■ **STORED ROWS**:
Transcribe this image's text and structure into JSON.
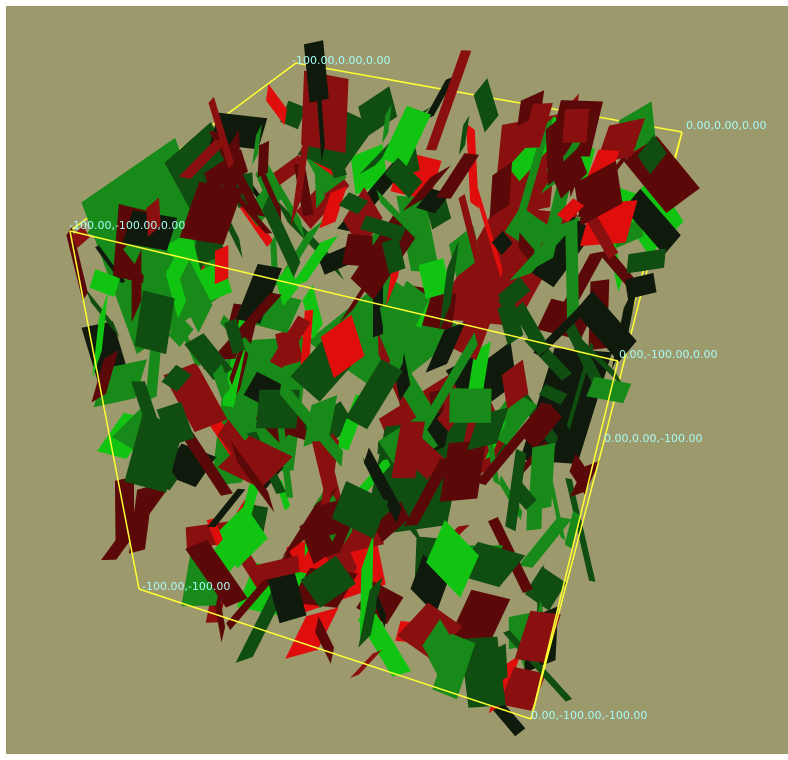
{
  "scene": {
    "background_color": "#9c9a6c",
    "box_edge_color": "#ffff33",
    "label_color": "#a7fbf6",
    "fracture_colors": {
      "green_dark": "#0f4d11",
      "green": "#178a19",
      "green_bright": "#12c412",
      "red_dark": "#5b0808",
      "red": "#8a1010",
      "red_bright": "#e00d0d",
      "near_black": "#101a0c"
    },
    "corner_labels": {
      "top_back_left": "-100.00,0.00,0.00",
      "top_back_right": "0.00,0.00,0.00",
      "top_front_left": "-100.00,-100.00,0.00",
      "top_front_right": "0.00,-100.00,0.00",
      "bottom_back_right": "0.00,0.00,-100.00",
      "bottom_front_left": "-100.00,-100.00",
      "bottom_front_right": "0.00,-100.00,-100.00"
    }
  }
}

■ **PROBLEM REQUIREMENTS**: Restate the records word for word, omitting images.

■ **OUTPUT BELOW**:
Transcribe this image's text and structure into JSON.
{
  "scene": {
    "background_color": "#9c9a6c",
    "box_edge_color": "#ffff33",
    "label_color": "#a7fbf6",
    "fracture_colors": {
      "green_dark": "#0f4d11",
      "green": "#178a19",
      "green_bright": "#12c412",
      "red_dark": "#5b0808",
      "red": "#8a1010",
      "red_bright": "#e00d0d",
      "near_black": "#101a0c"
    },
    "corner_labels": {
      "top_back_left": "-100.00,0.00,0.00",
      "top_back_right": "0.00,0.00,0.00",
      "top_front_left": "-100.00,-100.00,0.00",
      "top_front_right": "0.00,-100.00,0.00",
      "bottom_back_right": "0.00,0.00,-100.00",
      "bottom_front_left": "-100.00,-100.00",
      "bottom_front_right": "0.00,-100.00,-100.00"
    }
  }
}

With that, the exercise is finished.